>> Start Source data

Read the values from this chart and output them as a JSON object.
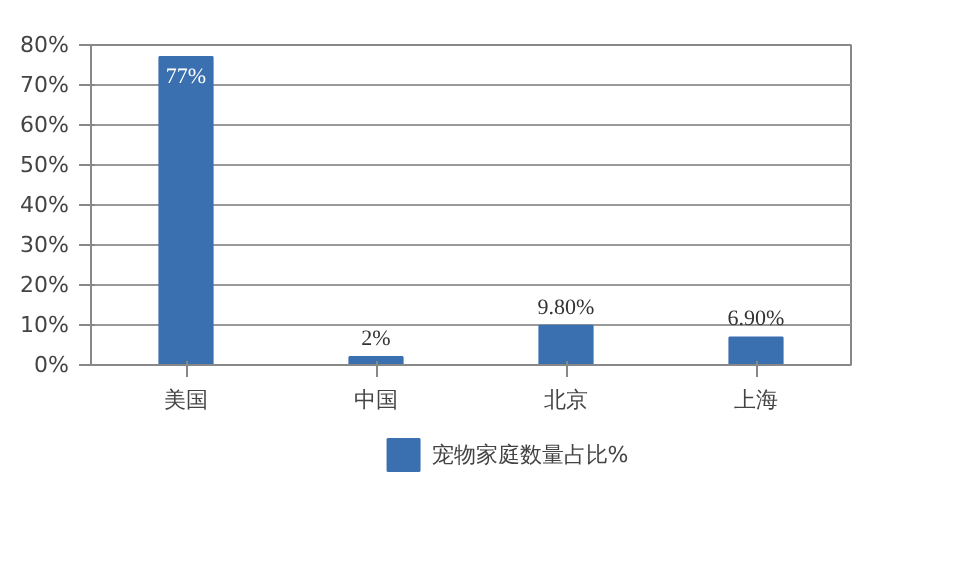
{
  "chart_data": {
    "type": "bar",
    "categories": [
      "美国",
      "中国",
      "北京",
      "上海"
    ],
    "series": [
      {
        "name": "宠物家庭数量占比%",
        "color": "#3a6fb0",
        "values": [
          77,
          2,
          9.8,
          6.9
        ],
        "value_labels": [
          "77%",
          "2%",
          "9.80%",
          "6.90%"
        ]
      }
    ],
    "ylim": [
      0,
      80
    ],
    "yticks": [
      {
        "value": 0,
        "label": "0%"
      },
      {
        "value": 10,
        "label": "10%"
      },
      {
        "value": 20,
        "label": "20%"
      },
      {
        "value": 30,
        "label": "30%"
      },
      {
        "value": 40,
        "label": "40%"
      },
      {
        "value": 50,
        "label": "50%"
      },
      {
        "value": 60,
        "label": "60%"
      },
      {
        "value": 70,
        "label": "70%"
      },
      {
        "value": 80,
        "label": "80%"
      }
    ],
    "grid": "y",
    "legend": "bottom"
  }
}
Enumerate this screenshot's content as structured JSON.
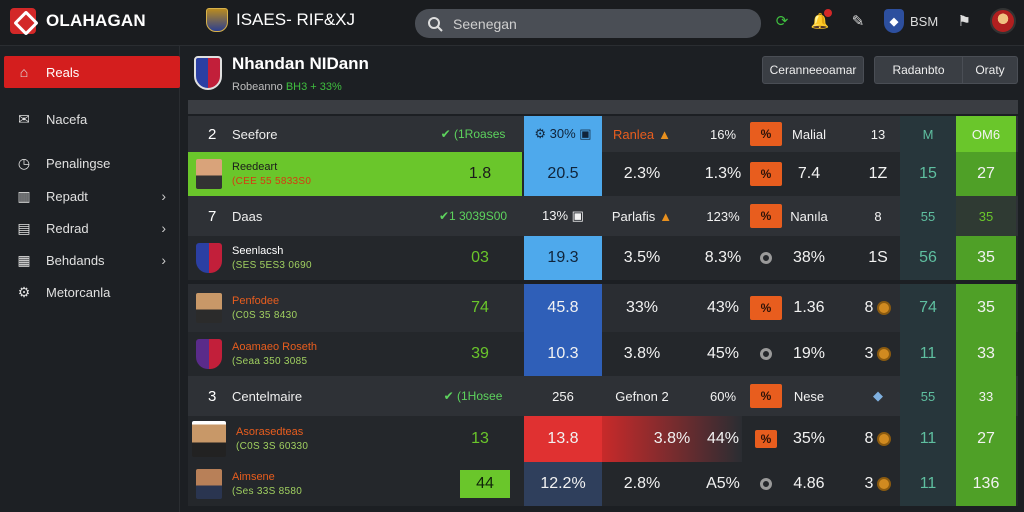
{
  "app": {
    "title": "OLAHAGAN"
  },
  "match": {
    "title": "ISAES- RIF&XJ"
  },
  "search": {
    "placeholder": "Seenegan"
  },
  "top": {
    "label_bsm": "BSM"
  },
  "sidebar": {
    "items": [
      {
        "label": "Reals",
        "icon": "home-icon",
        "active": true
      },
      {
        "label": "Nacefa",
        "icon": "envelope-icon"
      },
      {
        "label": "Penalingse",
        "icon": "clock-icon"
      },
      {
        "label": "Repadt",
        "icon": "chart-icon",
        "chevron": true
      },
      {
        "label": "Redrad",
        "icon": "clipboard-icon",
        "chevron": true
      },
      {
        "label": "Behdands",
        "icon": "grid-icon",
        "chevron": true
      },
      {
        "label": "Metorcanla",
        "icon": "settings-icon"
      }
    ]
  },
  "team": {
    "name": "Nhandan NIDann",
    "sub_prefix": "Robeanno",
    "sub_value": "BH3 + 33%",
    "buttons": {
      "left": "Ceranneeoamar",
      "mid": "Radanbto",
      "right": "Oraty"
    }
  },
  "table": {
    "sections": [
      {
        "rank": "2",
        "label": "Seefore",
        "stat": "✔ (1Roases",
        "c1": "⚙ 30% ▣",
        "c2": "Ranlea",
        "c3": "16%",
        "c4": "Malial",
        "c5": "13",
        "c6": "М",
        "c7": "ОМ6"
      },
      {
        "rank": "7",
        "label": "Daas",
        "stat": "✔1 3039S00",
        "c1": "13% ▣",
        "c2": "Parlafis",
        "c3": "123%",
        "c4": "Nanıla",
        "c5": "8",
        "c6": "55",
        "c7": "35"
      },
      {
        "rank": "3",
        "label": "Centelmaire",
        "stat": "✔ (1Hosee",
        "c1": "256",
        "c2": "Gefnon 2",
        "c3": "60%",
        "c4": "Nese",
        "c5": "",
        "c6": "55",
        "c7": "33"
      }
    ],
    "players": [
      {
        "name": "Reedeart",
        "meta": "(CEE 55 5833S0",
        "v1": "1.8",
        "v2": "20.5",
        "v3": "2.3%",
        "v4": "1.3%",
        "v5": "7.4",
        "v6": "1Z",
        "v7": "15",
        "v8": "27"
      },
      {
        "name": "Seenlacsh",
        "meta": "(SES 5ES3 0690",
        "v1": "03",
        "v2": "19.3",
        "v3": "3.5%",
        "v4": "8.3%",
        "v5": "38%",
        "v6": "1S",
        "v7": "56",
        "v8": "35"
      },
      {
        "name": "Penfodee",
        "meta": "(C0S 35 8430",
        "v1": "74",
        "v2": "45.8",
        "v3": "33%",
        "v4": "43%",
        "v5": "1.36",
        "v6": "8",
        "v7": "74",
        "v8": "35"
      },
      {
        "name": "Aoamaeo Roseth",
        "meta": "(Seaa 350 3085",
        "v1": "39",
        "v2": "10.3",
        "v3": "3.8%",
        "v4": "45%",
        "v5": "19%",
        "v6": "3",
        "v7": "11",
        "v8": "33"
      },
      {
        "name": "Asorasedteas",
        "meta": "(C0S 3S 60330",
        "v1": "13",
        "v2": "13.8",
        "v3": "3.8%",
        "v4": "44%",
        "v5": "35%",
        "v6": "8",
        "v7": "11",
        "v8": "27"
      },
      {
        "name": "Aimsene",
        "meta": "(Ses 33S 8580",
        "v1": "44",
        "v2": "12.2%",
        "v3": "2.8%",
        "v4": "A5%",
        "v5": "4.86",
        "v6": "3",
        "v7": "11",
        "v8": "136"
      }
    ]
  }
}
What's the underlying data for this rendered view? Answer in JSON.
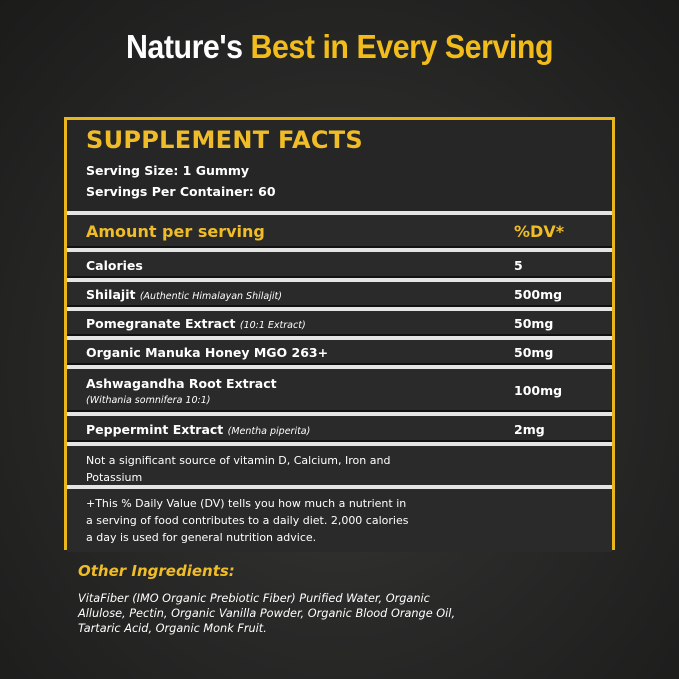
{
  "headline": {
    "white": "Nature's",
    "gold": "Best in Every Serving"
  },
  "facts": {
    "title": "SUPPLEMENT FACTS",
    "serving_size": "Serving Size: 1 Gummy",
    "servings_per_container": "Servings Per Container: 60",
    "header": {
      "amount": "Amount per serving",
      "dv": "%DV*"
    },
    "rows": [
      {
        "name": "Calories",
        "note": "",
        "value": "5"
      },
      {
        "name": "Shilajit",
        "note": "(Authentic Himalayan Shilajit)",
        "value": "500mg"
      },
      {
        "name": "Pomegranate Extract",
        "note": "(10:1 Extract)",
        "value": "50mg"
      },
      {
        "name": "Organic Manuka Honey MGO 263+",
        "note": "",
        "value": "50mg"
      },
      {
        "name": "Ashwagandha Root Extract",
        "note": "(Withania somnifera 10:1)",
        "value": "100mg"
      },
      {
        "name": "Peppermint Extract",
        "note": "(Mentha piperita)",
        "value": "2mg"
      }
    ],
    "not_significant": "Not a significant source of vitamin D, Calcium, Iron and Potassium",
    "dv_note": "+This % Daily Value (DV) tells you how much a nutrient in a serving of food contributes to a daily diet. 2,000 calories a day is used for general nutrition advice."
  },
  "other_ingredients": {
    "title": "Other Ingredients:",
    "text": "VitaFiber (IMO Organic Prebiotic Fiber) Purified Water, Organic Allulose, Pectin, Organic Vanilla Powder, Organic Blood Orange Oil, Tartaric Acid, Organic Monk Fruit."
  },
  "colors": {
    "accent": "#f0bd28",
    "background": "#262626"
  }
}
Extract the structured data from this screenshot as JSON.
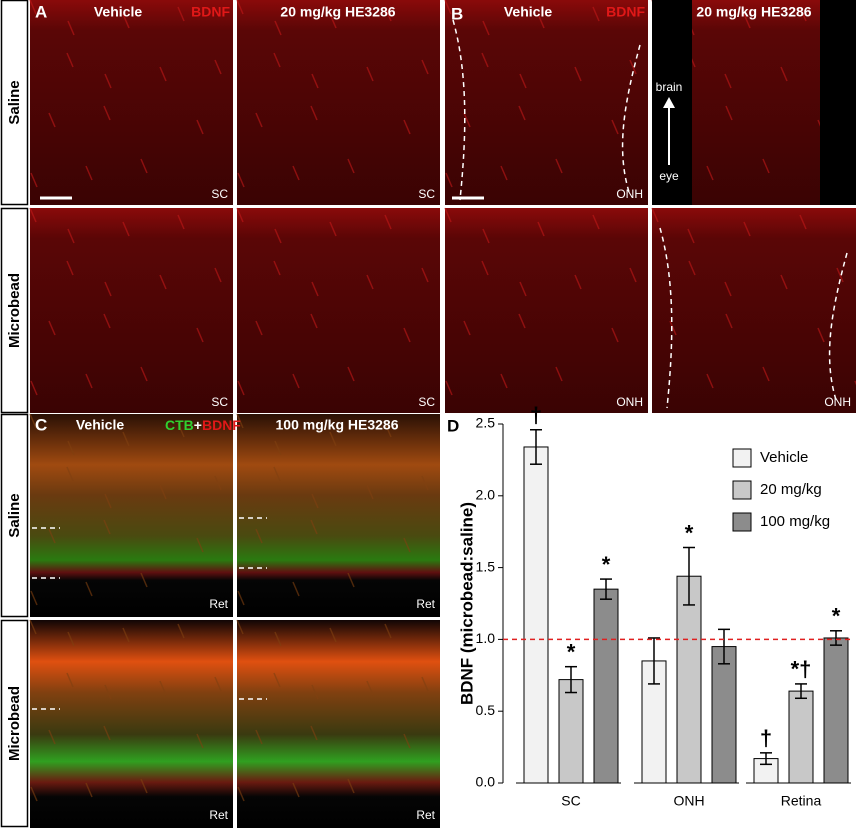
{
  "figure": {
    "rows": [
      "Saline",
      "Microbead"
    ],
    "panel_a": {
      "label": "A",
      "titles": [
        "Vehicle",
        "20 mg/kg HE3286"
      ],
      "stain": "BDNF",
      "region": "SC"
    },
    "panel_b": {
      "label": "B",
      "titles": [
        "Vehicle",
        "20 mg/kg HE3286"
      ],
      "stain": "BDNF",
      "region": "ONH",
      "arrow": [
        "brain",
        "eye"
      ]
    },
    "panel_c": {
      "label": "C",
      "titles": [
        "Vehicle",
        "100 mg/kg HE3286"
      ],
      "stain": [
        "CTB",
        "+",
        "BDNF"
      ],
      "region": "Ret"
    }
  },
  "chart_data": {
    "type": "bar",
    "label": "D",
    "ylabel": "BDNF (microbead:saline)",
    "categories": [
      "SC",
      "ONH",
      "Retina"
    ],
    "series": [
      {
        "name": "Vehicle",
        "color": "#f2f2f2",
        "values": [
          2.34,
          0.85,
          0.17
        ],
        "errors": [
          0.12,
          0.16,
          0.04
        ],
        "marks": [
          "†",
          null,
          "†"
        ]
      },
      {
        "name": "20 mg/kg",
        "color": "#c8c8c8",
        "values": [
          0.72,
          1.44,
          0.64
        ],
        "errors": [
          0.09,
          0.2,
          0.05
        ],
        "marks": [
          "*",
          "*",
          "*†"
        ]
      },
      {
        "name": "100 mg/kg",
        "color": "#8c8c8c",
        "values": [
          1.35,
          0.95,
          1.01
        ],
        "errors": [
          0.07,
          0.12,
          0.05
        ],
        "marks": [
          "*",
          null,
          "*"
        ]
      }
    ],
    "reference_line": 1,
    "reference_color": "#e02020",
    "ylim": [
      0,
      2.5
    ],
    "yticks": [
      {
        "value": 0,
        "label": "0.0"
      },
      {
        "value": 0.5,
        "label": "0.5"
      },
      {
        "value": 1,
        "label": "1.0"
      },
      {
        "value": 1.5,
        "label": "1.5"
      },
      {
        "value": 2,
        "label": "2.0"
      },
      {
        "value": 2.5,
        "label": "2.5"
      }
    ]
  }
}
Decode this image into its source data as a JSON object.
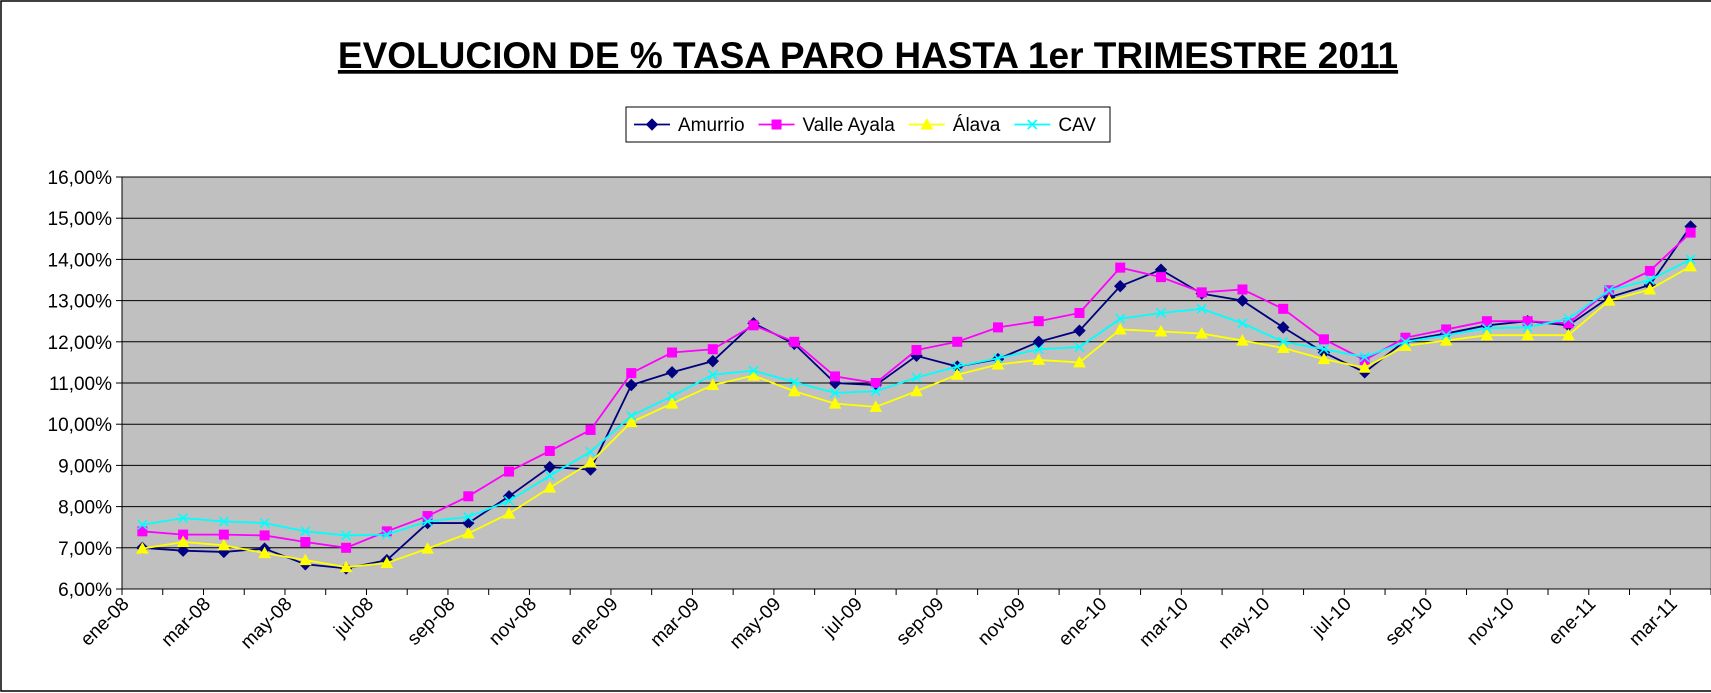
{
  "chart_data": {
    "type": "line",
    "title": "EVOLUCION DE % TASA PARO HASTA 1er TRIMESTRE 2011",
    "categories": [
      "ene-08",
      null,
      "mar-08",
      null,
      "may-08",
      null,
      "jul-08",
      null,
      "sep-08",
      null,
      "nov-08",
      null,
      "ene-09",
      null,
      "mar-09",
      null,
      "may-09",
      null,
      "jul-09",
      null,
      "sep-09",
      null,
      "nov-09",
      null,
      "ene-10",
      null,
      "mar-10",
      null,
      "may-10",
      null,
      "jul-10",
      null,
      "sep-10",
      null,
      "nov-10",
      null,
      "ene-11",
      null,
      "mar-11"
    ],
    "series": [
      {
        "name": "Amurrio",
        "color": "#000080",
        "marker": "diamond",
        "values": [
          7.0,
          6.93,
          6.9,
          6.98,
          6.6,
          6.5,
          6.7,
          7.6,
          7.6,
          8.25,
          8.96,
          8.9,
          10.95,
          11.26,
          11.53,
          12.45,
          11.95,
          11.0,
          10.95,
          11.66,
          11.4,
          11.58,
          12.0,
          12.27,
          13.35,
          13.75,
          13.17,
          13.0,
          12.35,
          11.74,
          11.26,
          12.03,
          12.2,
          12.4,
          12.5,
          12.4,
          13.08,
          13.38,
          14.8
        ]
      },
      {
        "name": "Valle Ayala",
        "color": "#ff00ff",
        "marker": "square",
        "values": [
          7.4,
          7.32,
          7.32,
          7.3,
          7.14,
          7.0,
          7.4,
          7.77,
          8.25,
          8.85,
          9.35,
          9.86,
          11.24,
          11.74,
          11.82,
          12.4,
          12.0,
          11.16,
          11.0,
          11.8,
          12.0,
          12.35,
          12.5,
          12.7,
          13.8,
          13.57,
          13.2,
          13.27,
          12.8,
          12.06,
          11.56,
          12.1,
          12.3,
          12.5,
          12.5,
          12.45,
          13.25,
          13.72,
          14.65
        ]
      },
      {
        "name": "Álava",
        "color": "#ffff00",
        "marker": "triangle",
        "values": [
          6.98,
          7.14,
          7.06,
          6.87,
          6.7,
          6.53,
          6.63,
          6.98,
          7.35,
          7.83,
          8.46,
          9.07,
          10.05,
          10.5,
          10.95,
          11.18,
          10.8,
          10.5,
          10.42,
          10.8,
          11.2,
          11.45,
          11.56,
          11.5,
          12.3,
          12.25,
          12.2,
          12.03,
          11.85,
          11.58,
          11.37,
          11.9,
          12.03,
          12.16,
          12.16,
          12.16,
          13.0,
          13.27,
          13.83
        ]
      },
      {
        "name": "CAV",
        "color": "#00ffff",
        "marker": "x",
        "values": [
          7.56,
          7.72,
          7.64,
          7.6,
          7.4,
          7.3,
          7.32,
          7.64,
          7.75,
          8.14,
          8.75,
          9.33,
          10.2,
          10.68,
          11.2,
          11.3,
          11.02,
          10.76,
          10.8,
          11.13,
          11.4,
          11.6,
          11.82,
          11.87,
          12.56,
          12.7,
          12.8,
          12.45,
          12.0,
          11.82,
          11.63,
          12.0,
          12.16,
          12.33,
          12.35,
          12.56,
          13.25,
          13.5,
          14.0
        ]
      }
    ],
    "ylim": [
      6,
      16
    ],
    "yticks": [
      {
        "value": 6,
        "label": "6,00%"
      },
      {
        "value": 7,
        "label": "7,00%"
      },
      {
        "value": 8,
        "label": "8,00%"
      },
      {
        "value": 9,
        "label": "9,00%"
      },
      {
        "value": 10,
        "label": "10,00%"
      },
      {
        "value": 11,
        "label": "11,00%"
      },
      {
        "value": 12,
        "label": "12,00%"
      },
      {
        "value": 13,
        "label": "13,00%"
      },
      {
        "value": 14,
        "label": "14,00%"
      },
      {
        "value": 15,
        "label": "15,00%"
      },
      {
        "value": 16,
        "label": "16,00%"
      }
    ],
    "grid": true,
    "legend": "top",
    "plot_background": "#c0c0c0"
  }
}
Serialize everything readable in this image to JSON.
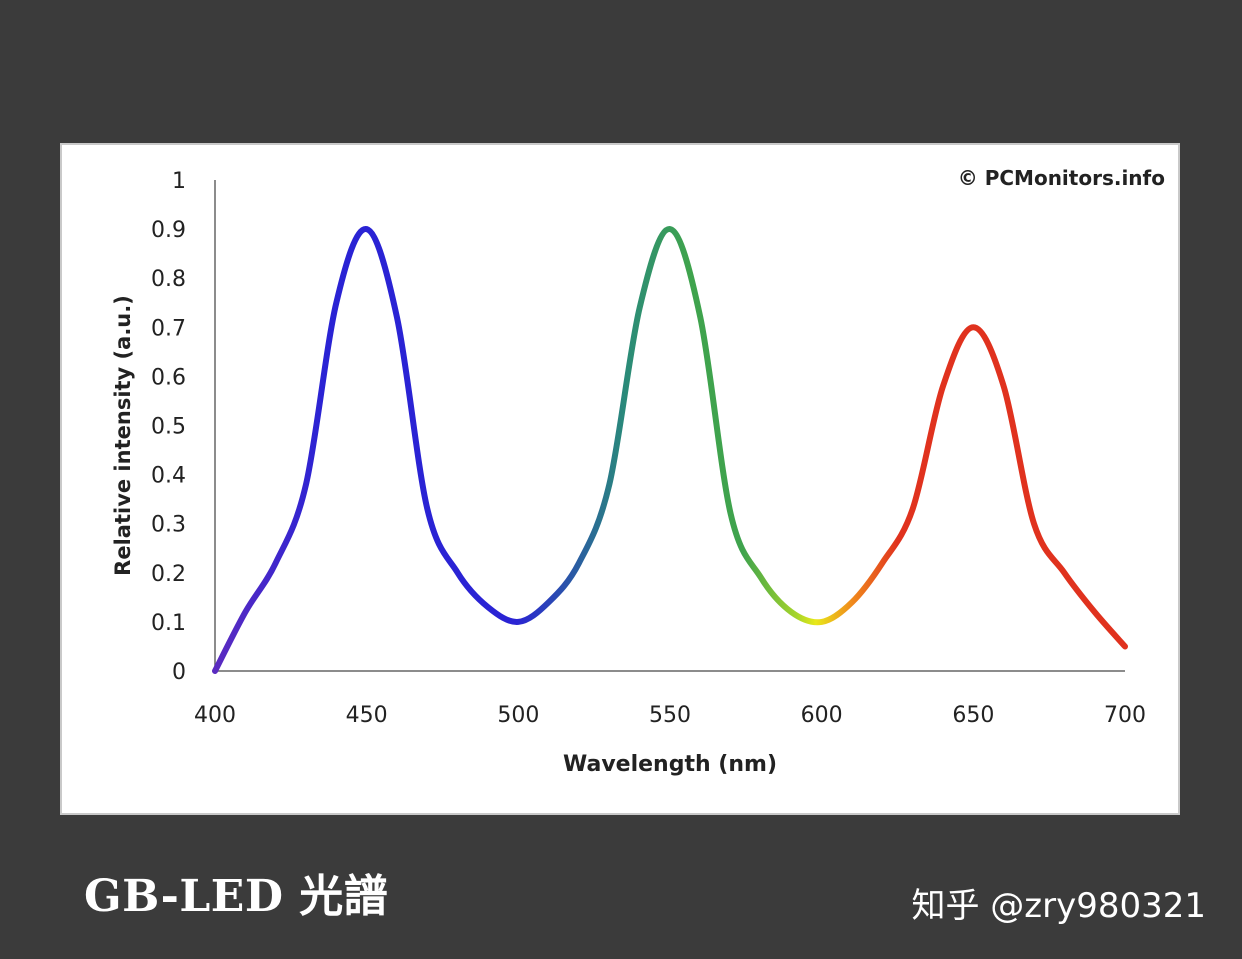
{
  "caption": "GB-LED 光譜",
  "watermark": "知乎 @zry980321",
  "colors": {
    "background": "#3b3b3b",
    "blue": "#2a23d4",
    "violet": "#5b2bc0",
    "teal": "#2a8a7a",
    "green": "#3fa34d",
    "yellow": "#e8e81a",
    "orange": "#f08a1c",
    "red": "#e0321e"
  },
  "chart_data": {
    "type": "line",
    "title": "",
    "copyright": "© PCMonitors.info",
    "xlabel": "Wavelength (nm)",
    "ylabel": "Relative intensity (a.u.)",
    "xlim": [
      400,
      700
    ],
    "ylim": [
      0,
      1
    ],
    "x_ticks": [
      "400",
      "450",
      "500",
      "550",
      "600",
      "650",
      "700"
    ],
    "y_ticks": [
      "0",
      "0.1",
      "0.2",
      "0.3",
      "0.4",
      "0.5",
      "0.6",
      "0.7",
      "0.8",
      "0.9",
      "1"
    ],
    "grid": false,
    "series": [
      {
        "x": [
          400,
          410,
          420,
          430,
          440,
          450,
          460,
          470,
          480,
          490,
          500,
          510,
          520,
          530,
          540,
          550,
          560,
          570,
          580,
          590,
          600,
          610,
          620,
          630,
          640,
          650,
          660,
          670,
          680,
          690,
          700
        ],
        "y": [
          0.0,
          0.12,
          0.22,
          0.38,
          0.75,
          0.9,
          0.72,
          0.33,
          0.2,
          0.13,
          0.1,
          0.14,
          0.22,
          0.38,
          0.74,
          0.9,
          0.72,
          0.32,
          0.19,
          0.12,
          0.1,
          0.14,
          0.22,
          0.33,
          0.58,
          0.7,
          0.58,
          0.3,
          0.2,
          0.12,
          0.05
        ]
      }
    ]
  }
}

>> End Source data

> _Stated exercise_:
From the data above, count the lines where "structured" occurs and give that figure and nothing else.

> _Task output_:
2